Data supplied:
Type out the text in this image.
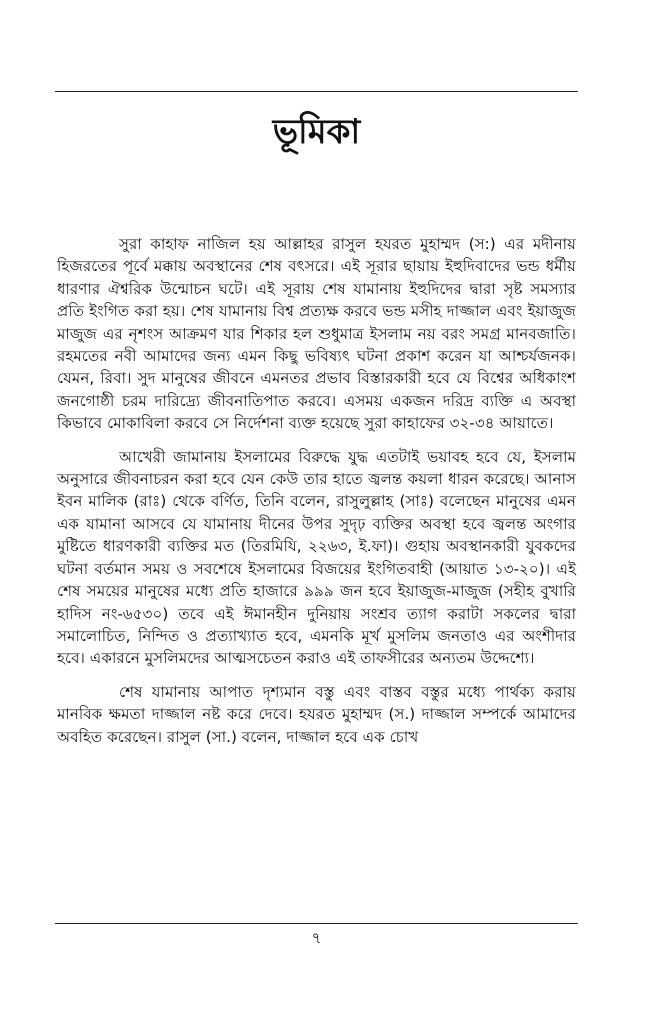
ভূমিকা

সুরা কাহাফ নাজিল হয় আল্লাহর রাসুল হযরত মুহাম্মদ (স:) এর মদীনায় হিজরতের পূর্বে মক্কায় অবস্থানের শেষ বৎসরে। এই সূরার ছায়ায় ইহুদিবাদের ভন্ড ধর্মীয় ধারণার ঐশ্বরিক উন্মোচন ঘটে। এই সূরায় শেষ যামানায় ইহুদিদের দ্বারা সৃষ্ট সমস্যার প্রতি ইংগিত করা হয়। শেষ যামানায় বিশ্ব প্রত্যক্ষ করবে ভন্ড মসীহ দাজ্জাল এবং ইয়াজুজ মাজুজ এর নৃশংস আক্রমণ যার শিকার হল শুধুমাত্র ইসলাম নয় বরং সমগ্র মানবজাতি। রহমতের নবী আমাদের জন্য এমন কিছু ভবিষ্যৎ ঘটনা প্রকাশ করেন যা আশ্চর্যজনক। যেমন, রিবা। সুদ মানুষের জীবনে এমনতর প্রভাব বিস্তারকারী হবে যে বিশ্বের অধিকাংশ জনগোষ্ঠী চরম দারিদ্র্যে জীবনাতিপাত করবে। এসময় একজন দরিদ্র ব্যক্তি এ অবস্থা কিভাবে মোকাবিলা করবে সে নির্দেশনা ব্যক্ত হয়েছে সুরা কাহাফের ৩২-৩৪ আয়াতে।

আখেরী জামানায় ইসলামের বিরুদ্ধে যুদ্ধ এতটাই ভয়াবহ হবে যে, ইসলাম অনুসারে জীবনাচরন করা হবে যেন কেউ তার হাতে জ্বলন্ত কয়লা ধারন করেছে। আনাস ইবন মালিক (রাঃ) থেকে বর্ণিত, তিনি বলেন, রাসুলুল্লাহ (সাঃ) বলেছেন মানুষের এমন এক যামানা আসবে যে যামানায় দীনের উপর সুদৃঢ় ব্যক্তির অবস্থা হবে জ্বলন্ত অংগার মুষ্টিতে ধারণকারী ব্যক্তির মত (তিরমিযি, ২২৬৩, ই.ফা)। গুহায় অবস্থানকারী যুবকদের ঘটনা বর্তমান সময় ও সবশেষে ইসলামের বিজয়ের ইংগিতবাহী (আয়াত ১৩-২০)। এই শেষ সময়ের মানুষের মধ্যে প্রতি হাজারে ৯৯৯ জন হবে ইয়াজুজ-মাজুজ (সহীহ বুখারি হাদিস নং-৬৫৩০) তবে এই ঈমানহীন দুনিয়ায় সংশ্রব ত্যাগ করাটা সকলের দ্বারা সমালোচিত, নিন্দিত ও প্রত্যাখ্যাত হবে, এমনকি মূর্খ মুসলিম জনতাও এর অংশীদার হবে। একারনে মুসলিমদের আত্মসচেতন করাও এই তাফসীরের অন্যতম উদ্দেশ্যে।

শেষ যামানায় আপাত দৃশ্যমান বস্তু এবং বাস্তব বস্তুর মধ্যে পার্থক্য করায় মানবিক ক্ষমতা দাজ্জাল নষ্ট করে দেবে। হযরত মুহাম্মদ (স.) দাজ্জাল সম্পর্কে আমাদের অবহিত করেছেন। রাসুল (সা.) বলেন, দাজ্জাল হবে এক চোখ

৭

Job:
Repeat each entry exactly. Pictures do not belong in the copy.

Result for this task:
Type out the text in this image.
ভূমিকা

সুরা কাহাফ নাজিল হয় আল্লাহর রাসুল হযরত মুহাম্মদ (স:) এর মদীনায় হিজরতের পূর্বে মক্কায় অবস্থানের শেষ বৎসরে। এই সূরার ছায়ায় ইহুদিবাদের ভন্ড ধর্মীয় ধারণার ঐশ্বরিক উন্মোচন ঘটে। এই সূরায় শেষ যামানায় ইহুদিদের দ্বারা সৃষ্ট সমস্যার প্রতি ইংগিত করা হয়। শেষ যামানায় বিশ্ব প্রত্যক্ষ করবে ভন্ড মসীহ দাজ্জাল এবং ইয়াজুজ মাজুজ এর নৃশংস আক্রমণ যার শিকার হল শুধুমাত্র ইসলাম নয় বরং সমগ্র মানবজাতি। রহমতের নবী আমাদের জন্য এমন কিছু ভবিষ্যৎ ঘটনা প্রকাশ করেন যা আশ্চর্যজনক। যেমন, রিবা। সুদ মানুষের জীবনে এমনতর প্রভাব বিস্তারকারী হবে যে বিশ্বের অধিকাংশ জনগোষ্ঠী চরম দারিদ্র্যে জীবনাতিপাত করবে। এসময় একজন দরিদ্র ব্যক্তি এ অবস্থা কিভাবে মোকাবিলা করবে সে নির্দেশনা ব্যক্ত হয়েছে সুরা কাহাফের ৩২-৩৪ আয়াতে।

আখেরী জামানায় ইসলামের বিরুদ্ধে যুদ্ধ এতটাই ভয়াবহ হবে যে, ইসলাম অনুসারে জীবনাচরন করা হবে যেন কেউ তার হাতে জ্বলন্ত কয়লা ধারন করেছে। আনাস ইবন মালিক (রাঃ) থেকে বর্ণিত, তিনি বলেন, রাসুলুল্লাহ (সাঃ) বলেছেন মানুষের এমন এক যামানা আসবে যে যামানায় দীনের উপর সুদৃঢ় ব্যক্তির অবস্থা হবে জ্বলন্ত অংগার মুষ্টিতে ধারণকারী ব্যক্তির মত (তিরমিযি, ২২৬৩, ই.ফা)। গুহায় অবস্থানকারী যুবকদের ঘটনা বর্তমান সময় ও সবশেষে ইসলামের বিজয়ের ইংগিতবাহী (আয়াত ১৩-২০)। এই শেষ সময়ের মানুষের মধ্যে প্রতি হাজারে ৯৯৯ জন হবে ইয়াজুজ-মাজুজ (সহীহ বুখারি হাদিস নং-৬৫৩০) তবে এই ঈমানহীন দুনিয়ায় সংশ্রব ত্যাগ করাটা সকলের দ্বারা সমালোচিত, নিন্দিত ও প্রত্যাখ্যাত হবে, এমনকি মূর্খ মুসলিম জনতাও এর অংশীদার হবে। একারনে মুসলিমদের আত্মসচেতন করাও এই তাফসীরের অন্যতম উদ্দেশ্যে।

শেষ যামানায় আপাত দৃশ্যমান বস্তু এবং বাস্তব বস্তুর মধ্যে পার্থক্য করায় মানবিক ক্ষমতা দাজ্জাল নষ্ট করে দেবে। হযরত মুহাম্মদ (স.) দাজ্জাল সম্পর্কে আমাদের অবহিত করেছেন। রাসুল (সা.) বলেন, দাজ্জাল হবে এক চোখ

৭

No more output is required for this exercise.